Element box annotations

——————————

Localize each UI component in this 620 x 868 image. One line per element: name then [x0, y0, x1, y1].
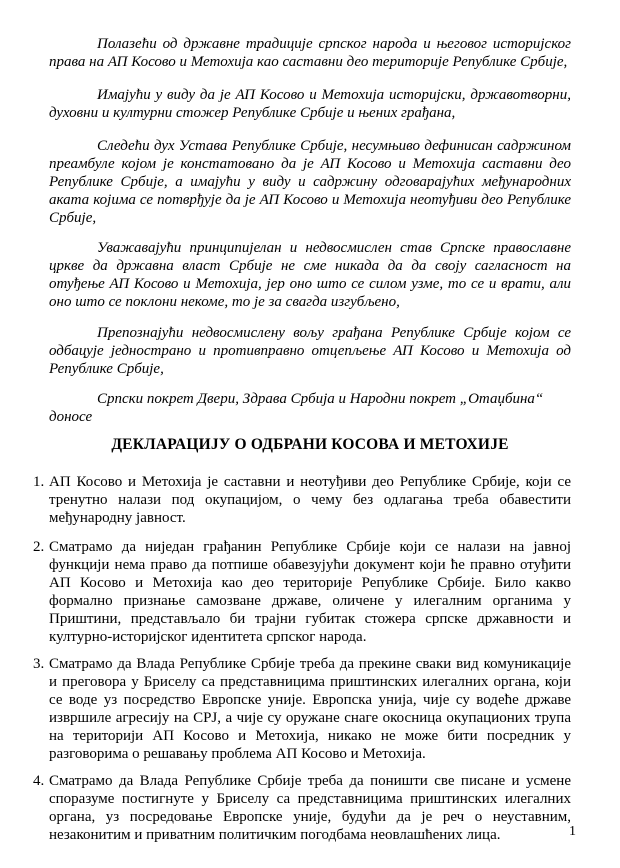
declaration-item	[33, 538, 571, 646]
issuing-organizations-line: Српски покрет Двери, Здрава Србија и Народни покрет „Отаџбина“ доносе	[49, 391, 544, 425]
declaration-item	[33, 655, 571, 763]
declaration-item	[33, 772, 571, 844]
declaration-title: ДЕКЛАРАЦИЈУ О ОДБРАНИ КОСОВА И МЕТОХИЈЕ	[111, 436, 509, 453]
preamble-paragraph: Имајући у виду да је АП Косово и Метохија историјски, државотворни, духовни и културни стожер Републике Србије и њених грађана,	[49, 87, 571, 121]
item-text: Сматрамо да Влада Републике Србије треба да прекине сваки вид комуникације и преговора у Бриселу са представницима приштинских илегалних органа, који се воде уз посредство Европске уније. Европска унија, чије су водеће државе извршиле агресију на СРЈ, а чије су оружане снаге окосница окупационих трупа на територији АП Косово и Метохија, никако не може бити посредник у разговорима о решавању проблема АП Косово и Метохија.	[49, 656, 571, 762]
item-number: 2.	[33, 539, 45, 555]
item-text: Сматрамо да ниједан грађанин Републике Србије који се налази на јавној функцији нема право да потпише обавезујући документ који ће правно отуђити АП Косово и Метохија као део територије Републике Србије. Било какво формално признање самозване државе, оличене у илегалним органима у Приштини, представљало би трајни губитак стожера српске државности и културно-историјског идентитета српског народа.	[49, 539, 571, 645]
page-number: 1	[569, 824, 576, 839]
preamble-section	[49, 35, 571, 426]
preamble-paragraph: Полазећи од државне традиције српског народа и његовог историјског права на АП Косово и Метохија као саставни део територије Републике Србије,	[49, 36, 571, 70]
preamble-paragraph: Следећи дух Устава Републике Србије, несумњиво дефинисан садржином преамбуле којом је констатовано да је АП Косово и Метохија саставни део Републике Србије, а имајући у виду и садржину одговарајућих међународних аката којима се потврђује да је АП Косово и Метохија неотуђиви део Републике Србије,	[49, 138, 571, 226]
item-number: 4.	[33, 773, 45, 789]
declaration-item	[33, 473, 571, 527]
preamble-paragraph: Препознајући недвосмислену вољу грађана Републике Србије којом се одбацује једнострано и противправно отцепљење АП Косово и Метохија од Републике Србије,	[49, 325, 571, 377]
item-number: 3.	[33, 656, 45, 672]
item-text: АП Косово и Метохија је саставни и неотуђиви део Републике Србије, који се тренутно налази под окупацијом, о чему без одлагања треба обавестити међународну јавност.	[49, 474, 571, 526]
declaration-items-list	[33, 473, 571, 844]
preamble-paragraph: Уважавајући принципијелан и недвосмислен став Српске православне цркве да државна власт Србије не сме никада да да своју сагласност на отуђење АП Косово и Метохија, јер оно што се силом узме, то се и врати, али оно што се поклони некоме, то је за свагда изгубљено,	[49, 240, 571, 310]
item-text: Сматрамо да Влада Републике Србије треба да поништи све писане и усмене споразуме постигнуте у Бриселу са представницима приштинских илегалних органа, уз посредовање Европске уније, будући да је реч о неуставним, незаконитим и приватним политичким погодбама неовлашћених лица.	[49, 773, 571, 843]
item-number: 1.	[33, 474, 45, 490]
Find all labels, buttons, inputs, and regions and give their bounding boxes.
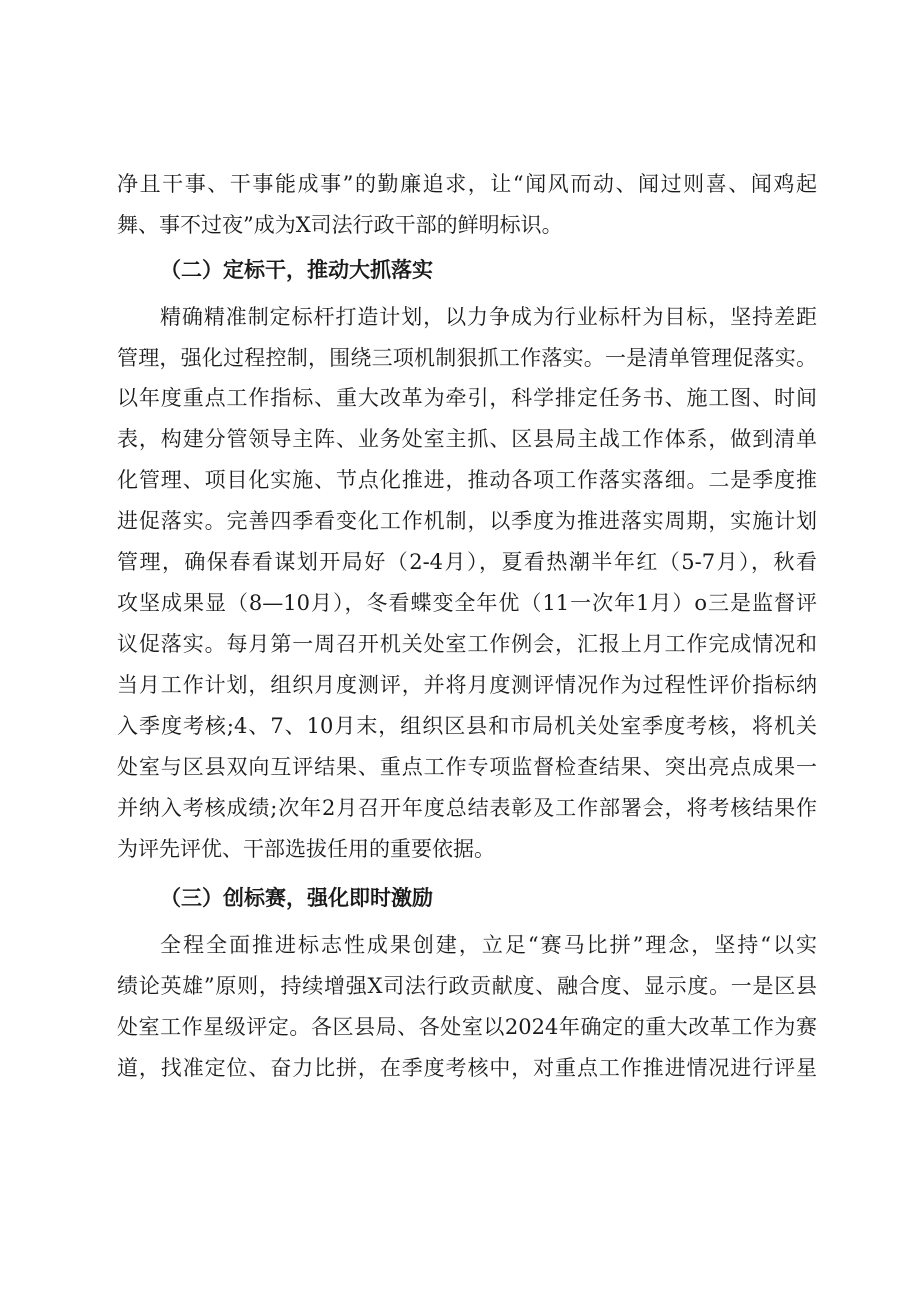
para2-line-1: 精确精准制定标杆打造计划，以力争成为行业标杆为目标，坚持差距 — [160, 305, 817, 329]
para2-line-6: 进促落实。完善四季看变化工作机制，以季度为推进落实周期，实施计划 — [117, 509, 817, 533]
para3-line-2: 绩论英雄”原则，持续增强X司法行政贡献度、融合度、显示度。一是区县 — [117, 974, 817, 998]
para2-line-7: 管理，确保春看谋划开局好（2-4月），夏看热潮半年红（5-7月），秋看 — [117, 550, 817, 574]
para2-line-4: 表，构建分管领导主阵、业务处室主抓、区县局主战工作体系，做到清单 — [117, 427, 817, 451]
para2-line-10: 当月工作计划，组织月度测评，并将月度测评情况作为过程性评价指标纳 — [117, 673, 817, 697]
para2-line-13: 并纳入考核成绩;次年2月召开年度总结表彰及工作部署会，将考核结果作 — [117, 796, 817, 820]
para3-line-3: 处室工作星级评定。各区县局、各处室以2024年确定的重大改革工作为赛 — [117, 1015, 817, 1039]
para1-line-2: 舞、事不过夜”成为X司法行政干部的鲜明标识。 — [117, 213, 563, 237]
para2-line-3: 以年度重点工作指标、重大改革为牵引，科学排定任务书、施工图、时间 — [117, 386, 817, 410]
para2-line-12: 处室与区县双向互评结果、重点工作专项监督检查结果、突出亮点成果一 — [117, 755, 817, 779]
section-heading-2: （二）定标干，推动大抓落实 — [160, 257, 433, 282]
para2-line-2: 管理，强化过程控制，围绕三项机制狠抓工作落实。一是清单管理促落实。 — [117, 346, 817, 370]
para3-line-1: 全程全面推进标志性成果创建，立足“赛马比拼”理念，坚持“以实 — [160, 933, 817, 957]
para2-line-9: 议促落实。每月第一周召开机关处室工作例会，汇报上月工作完成情况和 — [117, 632, 817, 656]
para2-line-8: 攻坚成果显（8—10月），冬看蝶变全年优（11一次年1月）o三是监督评 — [117, 591, 817, 615]
para2-line-11: 入季度考核;4、7、10月末，组织区县和市局机关处室季度考核，将机关 — [117, 714, 817, 738]
para2-line-5: 化管理、项目化实施、节点化推进，推动各项工作落实落细。二是季度推 — [117, 468, 817, 492]
para1-line-1: 净且干事、干事能成事”的勤廉追求，让“闻风而动、闻过则喜、闻鸡起 — [117, 172, 817, 196]
para2-line-14: 为评先评优、干部选拔任用的重要依据。 — [117, 837, 495, 861]
para3-line-4: 道，找准定位、奋力比拼，在季度考核中，对重点工作推进情况进行评星 — [117, 1056, 817, 1080]
section-heading-3: （三）创标赛，强化即时激励 — [160, 885, 433, 910]
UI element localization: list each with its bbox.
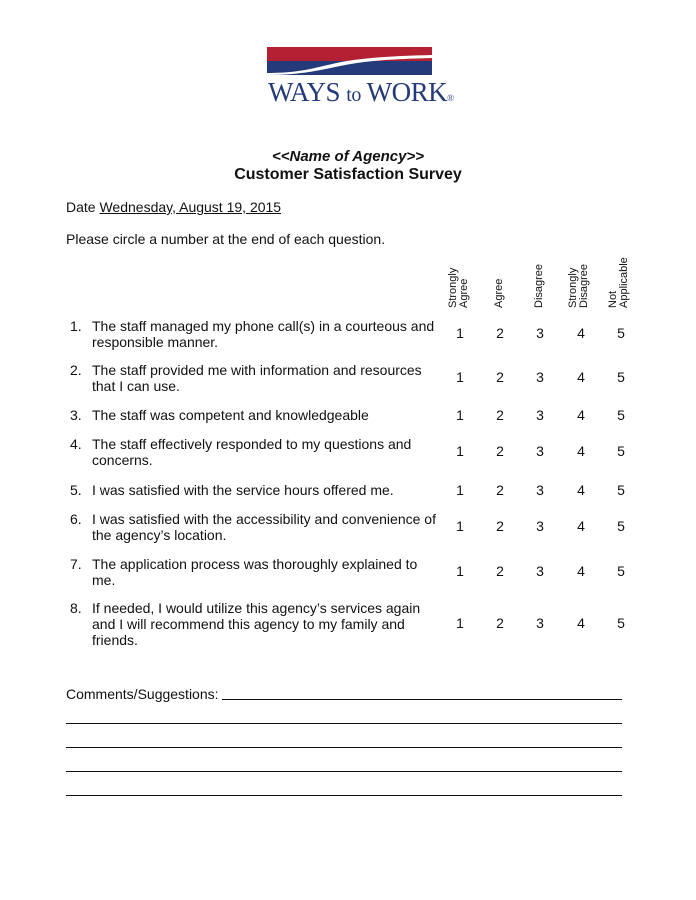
rating-option[interactable]: 1 (456, 482, 464, 498)
logo-work: WORK (366, 77, 448, 107)
rating-option[interactable]: 4 (577, 407, 585, 423)
rating-option[interactable]: 1 (456, 325, 464, 341)
rating-option[interactable]: 3 (536, 615, 544, 631)
rating-option[interactable]: 3 (536, 407, 544, 423)
column-header-line: Agree (458, 278, 470, 308)
question-number: 4. (70, 436, 82, 452)
comments-line[interactable] (222, 699, 622, 700)
column-header-line: Agree (493, 278, 505, 308)
date-label: Date (66, 199, 96, 215)
rating-option[interactable]: 5 (617, 563, 625, 579)
logo-wordmark (268, 77, 453, 108)
rating-option[interactable]: 5 (617, 518, 625, 534)
rating-column-header (608, 257, 630, 308)
column-header-line: Strongly (447, 267, 459, 308)
question-text: I was satisfied with the service hours offered me. (92, 482, 394, 498)
logo-registered-mark: ® (447, 93, 454, 103)
survey-title: Customer Satisfaction Survey (234, 166, 462, 183)
rating-option[interactable]: 5 (617, 369, 625, 385)
logo-to: to (346, 84, 361, 106)
agency-name: <<Name of Agency>> (271, 148, 424, 165)
rating-option[interactable]: 2 (496, 443, 504, 459)
question-number: 1. (70, 318, 82, 334)
comments-line[interactable] (66, 795, 622, 796)
rating-option[interactable]: 2 (496, 407, 504, 423)
question-number: 7. (70, 556, 82, 572)
comments-label: Comments/Suggestions: (66, 686, 219, 702)
rating-option[interactable]: 1 (456, 615, 464, 631)
ways-to-work-logo (267, 47, 454, 107)
column-header-line: Not (607, 290, 619, 308)
instructions: Please circle a number at the end of each question. (66, 231, 386, 247)
column-header-line: Applicable (618, 257, 630, 308)
comments-line[interactable] (66, 747, 622, 748)
rating-option[interactable]: 4 (577, 325, 585, 341)
rating-option[interactable]: 3 (536, 482, 544, 498)
rating-option[interactable]: 3 (536, 518, 544, 534)
rating-option[interactable]: 3 (536, 443, 544, 459)
question-number: 6. (70, 511, 82, 527)
rating-option[interactable]: 2 (496, 563, 504, 579)
rating-option[interactable]: 5 (617, 443, 625, 459)
rating-option[interactable]: 4 (577, 518, 585, 534)
question-text: The staff was competent and knowledgeable (92, 407, 369, 423)
rating-option[interactable]: 4 (577, 369, 585, 385)
rating-option[interactable]: 3 (536, 325, 544, 341)
rating-option[interactable]: 2 (496, 615, 504, 631)
rating-column-header (494, 279, 505, 308)
question-text: The application process was thoroughly explained to me. (92, 556, 418, 588)
rating-option[interactable]: 1 (456, 563, 464, 579)
question-text: The staff provided me with information and resources that I can use. (92, 362, 422, 394)
question-number: 3. (70, 407, 82, 423)
rating-option[interactable]: 3 (536, 369, 544, 385)
rating-column-header (568, 264, 590, 308)
column-header-line: Disagree (533, 263, 545, 308)
rating-option[interactable]: 1 (456, 518, 464, 534)
rating-option[interactable]: 4 (577, 443, 585, 459)
logo-ways: WAYS (268, 77, 341, 107)
question-number: 8. (70, 600, 82, 616)
question-text: The staff managed my phone call(s) in a courteous and responsible manner. (92, 318, 435, 350)
rating-option[interactable]: 2 (496, 369, 504, 385)
rating-option[interactable]: 4 (577, 615, 585, 631)
logo-road-icon (267, 47, 432, 75)
rating-option[interactable]: 1 (456, 407, 464, 423)
rating-option[interactable]: 3 (536, 563, 544, 579)
comments-line[interactable] (66, 771, 622, 772)
question-text: The staff effectively responded to my questions and concerns. (92, 436, 412, 468)
rating-option[interactable]: 2 (496, 325, 504, 341)
rating-column-header (448, 268, 470, 308)
date-line (66, 199, 281, 215)
column-header-line: Disagree (578, 263, 590, 308)
rating-option[interactable]: 2 (496, 518, 504, 534)
rating-option[interactable]: 1 (456, 443, 464, 459)
rating-option[interactable]: 5 (617, 615, 625, 631)
rating-option[interactable]: 2 (496, 482, 504, 498)
rating-option[interactable]: 4 (577, 482, 585, 498)
question-text: If needed, I would utilize this agency’s services again and I will recommend this agency to my family and friends. (92, 600, 421, 648)
comments-line[interactable] (66, 723, 622, 724)
question-number: 5. (70, 482, 82, 498)
rating-option[interactable]: 4 (577, 563, 585, 579)
question-text: I was satisfied with the accessibility and convenience of the agency’s location. (92, 511, 436, 543)
rating-option[interactable]: 5 (617, 325, 625, 341)
rating-option[interactable]: 1 (456, 369, 464, 385)
date-value: Wednesday, August 19, 2015 (99, 199, 282, 215)
rating-column-header (534, 264, 545, 308)
column-header-line: Strongly (567, 267, 579, 308)
rating-option[interactable]: 5 (617, 407, 625, 423)
rating-option[interactable]: 5 (617, 482, 625, 498)
question-number: 2. (70, 362, 82, 378)
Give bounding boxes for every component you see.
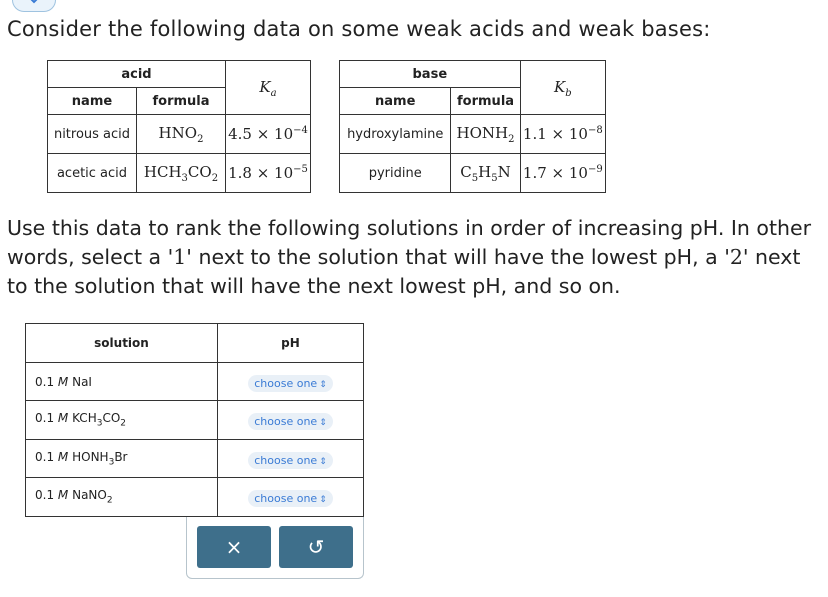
base-group-header: base: [340, 61, 521, 88]
base-name: pyridine: [340, 154, 451, 193]
acid-formula: $HNO_2$: [137, 115, 226, 154]
table-row: [26, 478, 364, 517]
ph-header: pH: [218, 324, 364, 363]
acid-formula-header: formula: [137, 88, 226, 115]
clear-button[interactable]: [197, 526, 271, 568]
up-down-arrows-icon: ⇕: [319, 456, 327, 467]
base-table: [339, 60, 606, 193]
up-down-arrows-icon: ⇕: [319, 379, 327, 390]
solution-table: [25, 323, 364, 517]
solution-name: 0.1 M NaNO$_2$: [26, 478, 218, 517]
acid-formula: $HCH_3CO_2$: [137, 154, 226, 193]
ka-header: $K_a$: [226, 61, 311, 115]
instructions-text: Use this data to rank the following solutions in order of increasing pH. In other words, select a '1' next to the solution that will have the lowest pH, a '2' next to the solution that will have the next lowest pH, and so on.: [7, 216, 812, 298]
table-row: [48, 154, 311, 193]
base-formula: $HONH_2$: [451, 115, 520, 154]
table-row: [26, 363, 364, 401]
chevron-down-icon: [26, 0, 42, 4]
solution-name: 0.1 M $KCH_3CO_2$: [26, 401, 218, 440]
kb-header: $K_b$: [520, 61, 605, 115]
base-formula: $C_5H_5N$: [451, 154, 520, 193]
close-icon: ×: [225, 535, 243, 559]
acid-table: [47, 60, 311, 193]
undo-button[interactable]: [279, 526, 353, 568]
acid-name-header: name: [48, 88, 137, 115]
ka-value: $4.5 \times 10^{-4}$: [226, 115, 311, 154]
solution-name: 0.1 M $HONH_3Br$: [26, 440, 218, 478]
base-name-header: name: [340, 88, 451, 115]
prompt-text: Consider the following data on some weak acids and weak bases:: [7, 17, 711, 41]
ph-rank-select[interactable]: choose one ⇕: [248, 452, 333, 469]
table-row: [26, 440, 364, 478]
collapse-toggle[interactable]: [12, 0, 56, 12]
solution-name: 0.1 M NaI: [26, 363, 218, 401]
up-down-arrows-icon: ⇕: [319, 495, 327, 505]
kb-value: $1.7 \times 10^{-9}$: [520, 154, 605, 193]
up-down-arrows-icon: ⇕: [319, 418, 327, 428]
undo-icon: ↺: [307, 535, 325, 559]
acid-group-header: acid: [48, 61, 226, 88]
table-row: [26, 401, 364, 440]
kb-value: $1.1 \times 10^{-8}$: [520, 115, 605, 154]
ph-rank-select[interactable]: choose one ⇕: [248, 490, 333, 507]
ka-value: $1.8 \times 10^{-5}$: [226, 154, 311, 193]
solution-header: solution: [26, 324, 218, 363]
table-row: [340, 115, 606, 154]
base-formula-header: formula: [451, 88, 520, 115]
acid-name: nitrous acid: [48, 115, 137, 154]
ph-rank-select[interactable]: choose one ⇕: [248, 413, 333, 430]
table-row: [48, 115, 311, 154]
ph-rank-select[interactable]: choose one ⇕: [248, 375, 333, 392]
base-name: hydroxylamine: [340, 115, 451, 154]
table-row: [340, 154, 606, 193]
acid-name: acetic acid: [48, 154, 137, 193]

——————————

• [GOAL]: Gather every line of the records above that contains the string "date". Uppercase and lowercase letters must match.

• [RESULT FOR THIS EXERCISE]:
date-label: Date (66, 199, 96, 215)
date-line (66, 199, 281, 215)
date-value: Wednesday, August 19, 2015 (99, 199, 282, 215)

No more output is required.